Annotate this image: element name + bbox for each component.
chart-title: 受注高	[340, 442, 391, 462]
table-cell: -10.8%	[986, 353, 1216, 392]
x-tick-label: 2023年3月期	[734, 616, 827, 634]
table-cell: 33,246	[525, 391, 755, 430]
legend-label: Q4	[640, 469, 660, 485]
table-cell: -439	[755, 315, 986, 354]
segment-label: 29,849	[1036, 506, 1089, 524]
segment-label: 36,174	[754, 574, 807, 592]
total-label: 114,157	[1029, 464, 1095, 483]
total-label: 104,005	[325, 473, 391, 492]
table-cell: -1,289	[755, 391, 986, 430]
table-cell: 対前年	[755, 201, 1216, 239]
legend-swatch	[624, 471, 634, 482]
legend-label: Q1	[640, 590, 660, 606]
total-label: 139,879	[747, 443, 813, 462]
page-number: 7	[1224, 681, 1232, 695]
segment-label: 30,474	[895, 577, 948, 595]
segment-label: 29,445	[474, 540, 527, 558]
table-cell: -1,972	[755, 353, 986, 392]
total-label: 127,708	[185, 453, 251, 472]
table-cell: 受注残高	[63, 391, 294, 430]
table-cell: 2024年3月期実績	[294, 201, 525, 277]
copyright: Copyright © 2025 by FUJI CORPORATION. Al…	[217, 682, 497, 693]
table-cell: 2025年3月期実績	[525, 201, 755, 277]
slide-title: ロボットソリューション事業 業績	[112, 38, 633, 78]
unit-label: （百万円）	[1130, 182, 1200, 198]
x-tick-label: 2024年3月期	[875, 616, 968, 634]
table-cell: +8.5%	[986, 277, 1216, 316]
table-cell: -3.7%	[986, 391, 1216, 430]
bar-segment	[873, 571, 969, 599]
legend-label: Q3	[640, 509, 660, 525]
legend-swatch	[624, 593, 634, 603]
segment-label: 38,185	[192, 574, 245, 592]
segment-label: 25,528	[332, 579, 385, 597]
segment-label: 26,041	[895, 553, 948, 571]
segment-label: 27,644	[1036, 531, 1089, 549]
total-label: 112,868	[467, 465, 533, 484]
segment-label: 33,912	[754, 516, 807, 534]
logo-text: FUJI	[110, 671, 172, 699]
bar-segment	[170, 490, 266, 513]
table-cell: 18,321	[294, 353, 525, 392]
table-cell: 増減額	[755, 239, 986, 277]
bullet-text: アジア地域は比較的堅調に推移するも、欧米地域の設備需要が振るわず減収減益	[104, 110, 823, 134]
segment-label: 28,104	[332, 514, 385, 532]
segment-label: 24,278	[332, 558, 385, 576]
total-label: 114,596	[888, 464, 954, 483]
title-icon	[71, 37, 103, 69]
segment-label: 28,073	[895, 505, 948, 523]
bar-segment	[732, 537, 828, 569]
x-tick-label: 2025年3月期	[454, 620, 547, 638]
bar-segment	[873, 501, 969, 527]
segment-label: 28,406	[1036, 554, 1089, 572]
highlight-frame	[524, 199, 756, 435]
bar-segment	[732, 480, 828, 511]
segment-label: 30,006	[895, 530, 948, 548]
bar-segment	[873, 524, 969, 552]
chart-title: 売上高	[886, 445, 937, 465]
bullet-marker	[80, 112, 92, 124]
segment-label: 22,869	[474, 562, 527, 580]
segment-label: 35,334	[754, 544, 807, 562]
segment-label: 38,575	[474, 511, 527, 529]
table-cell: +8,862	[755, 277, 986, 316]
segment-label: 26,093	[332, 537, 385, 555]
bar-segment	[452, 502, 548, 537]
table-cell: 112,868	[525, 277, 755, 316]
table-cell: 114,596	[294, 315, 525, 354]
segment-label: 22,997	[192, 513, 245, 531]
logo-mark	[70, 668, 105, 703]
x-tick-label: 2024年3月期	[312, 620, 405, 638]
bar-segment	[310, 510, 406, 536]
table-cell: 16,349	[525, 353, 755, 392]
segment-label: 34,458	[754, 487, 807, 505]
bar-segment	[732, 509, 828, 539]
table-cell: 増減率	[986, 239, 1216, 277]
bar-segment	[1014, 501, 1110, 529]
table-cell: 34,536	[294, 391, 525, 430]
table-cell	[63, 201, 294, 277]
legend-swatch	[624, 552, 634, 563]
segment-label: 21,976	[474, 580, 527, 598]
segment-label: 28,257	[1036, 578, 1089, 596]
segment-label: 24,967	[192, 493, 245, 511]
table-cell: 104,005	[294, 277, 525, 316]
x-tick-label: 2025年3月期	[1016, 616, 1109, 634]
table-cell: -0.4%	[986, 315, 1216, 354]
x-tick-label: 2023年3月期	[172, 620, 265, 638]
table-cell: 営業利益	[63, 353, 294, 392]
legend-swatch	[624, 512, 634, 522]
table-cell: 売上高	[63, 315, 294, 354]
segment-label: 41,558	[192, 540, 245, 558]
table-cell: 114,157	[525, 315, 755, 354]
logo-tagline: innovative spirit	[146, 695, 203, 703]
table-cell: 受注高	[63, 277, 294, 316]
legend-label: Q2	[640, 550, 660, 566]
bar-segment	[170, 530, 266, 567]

(Problem requirements)
Reproduce every line of the items above word for word, with nothing added or left out.

(Correct output)
Annotate this image: element name + bbox for each component.
chart-title: 受注高	[340, 442, 391, 462]
table-cell: -10.8%	[986, 353, 1216, 392]
x-tick-label: 2023年3月期	[734, 616, 827, 634]
table-cell: 33,246	[525, 391, 755, 430]
legend-label: Q4	[640, 469, 660, 485]
table-cell: -439	[755, 315, 986, 354]
segment-label: 29,849	[1036, 506, 1089, 524]
segment-label: 36,174	[754, 574, 807, 592]
total-label: 114,157	[1029, 464, 1095, 483]
total-label: 104,005	[325, 473, 391, 492]
table-cell: -1,289	[755, 391, 986, 430]
table-cell: 対前年	[755, 201, 1216, 239]
legend-swatch	[624, 471, 634, 482]
legend-label: Q1	[640, 590, 660, 606]
total-label: 139,879	[747, 443, 813, 462]
page-number: 7	[1224, 681, 1232, 695]
segment-label: 30,474	[895, 577, 948, 595]
segment-label: 29,445	[474, 540, 527, 558]
table-cell: -1,972	[755, 353, 986, 392]
total-label: 127,708	[185, 453, 251, 472]
table-cell: 受注残高	[63, 391, 294, 430]
table-cell: 2024年3月期実績	[294, 201, 525, 277]
copyright: Copyright © 2025 by FUJI CORPORATION. Al…	[217, 682, 497, 693]
table-cell: 2025年3月期実績	[525, 201, 755, 277]
slide-title: ロボットソリューション事業 業績	[112, 38, 633, 78]
unit-label: （百万円）	[1130, 182, 1200, 198]
x-tick-label: 2024年3月期	[875, 616, 968, 634]
table-cell: +8.5%	[986, 277, 1216, 316]
table-cell: -3.7%	[986, 391, 1216, 430]
bar-segment	[873, 571, 969, 599]
legend-label: Q3	[640, 509, 660, 525]
legend-swatch	[624, 593, 634, 603]
segment-label: 38,185	[192, 574, 245, 592]
segment-label: 25,528	[332, 579, 385, 597]
segment-label: 26,041	[895, 553, 948, 571]
segment-label: 27,644	[1036, 531, 1089, 549]
total-label: 112,868	[467, 465, 533, 484]
segment-label: 33,912	[754, 516, 807, 534]
logo-text: FUJI	[110, 671, 172, 699]
bar-segment	[170, 490, 266, 513]
table-cell: 18,321	[294, 353, 525, 392]
table-cell: 増減額	[755, 239, 986, 277]
bullet-text: アジア地域は比較的堅調に推移するも、欧米地域の設備需要が振るわず減収減益	[104, 110, 823, 134]
segment-label: 28,104	[332, 514, 385, 532]
segment-label: 24,278	[332, 558, 385, 576]
total-label: 114,596	[888, 464, 954, 483]
title-icon	[71, 37, 103, 69]
segment-label: 28,073	[895, 505, 948, 523]
bar-segment	[732, 537, 828, 569]
x-tick-label: 2025年3月期	[454, 620, 547, 638]
bar-segment	[873, 501, 969, 527]
segment-label: 28,406	[1036, 554, 1089, 572]
highlight-frame	[524, 199, 756, 435]
bar-segment	[732, 480, 828, 511]
segment-label: 30,006	[895, 530, 948, 548]
bar-segment	[873, 524, 969, 552]
chart-title: 売上高	[886, 445, 937, 465]
bullet-marker	[80, 112, 92, 124]
segment-label: 22,869	[474, 562, 527, 580]
segment-label: 35,334	[754, 544, 807, 562]
segment-label: 38,575	[474, 511, 527, 529]
table-cell: +8,862	[755, 277, 986, 316]
segment-label: 26,093	[332, 537, 385, 555]
bar-segment	[452, 502, 548, 537]
table-cell: 112,868	[525, 277, 755, 316]
table-cell: 114,596	[294, 315, 525, 354]
segment-label: 22,997	[192, 513, 245, 531]
logo-mark	[70, 668, 105, 703]
x-tick-label: 2024年3月期	[312, 620, 405, 638]
bar-segment	[310, 510, 406, 536]
table-cell: 16,349	[525, 353, 755, 392]
segment-label: 34,458	[754, 487, 807, 505]
bar-segment	[732, 509, 828, 539]
table-cell: 増減率	[986, 239, 1216, 277]
bar-segment	[1014, 501, 1110, 529]
table-cell: 34,536	[294, 391, 525, 430]
table-cell	[63, 201, 294, 277]
legend-swatch	[624, 552, 634, 563]
segment-label: 21,976	[474, 580, 527, 598]
segment-label: 28,257	[1036, 578, 1089, 596]
segment-label: 24,967	[192, 493, 245, 511]
table-cell: 104,005	[294, 277, 525, 316]
x-tick-label: 2025年3月期	[1016, 616, 1109, 634]
table-cell: -0.4%	[986, 315, 1216, 354]
x-tick-label: 2023年3月期	[172, 620, 265, 638]
table-cell: 営業利益	[63, 353, 294, 392]
legend-swatch	[624, 512, 634, 522]
table-cell: 売上高	[63, 315, 294, 354]
segment-label: 41,558	[192, 540, 245, 558]
table-cell: 114,157	[525, 315, 755, 354]
logo-tagline: innovative spirit	[146, 695, 203, 703]
table-cell: 受注高	[63, 277, 294, 316]
legend-label: Q2	[640, 550, 660, 566]
bar-segment	[170, 530, 266, 567]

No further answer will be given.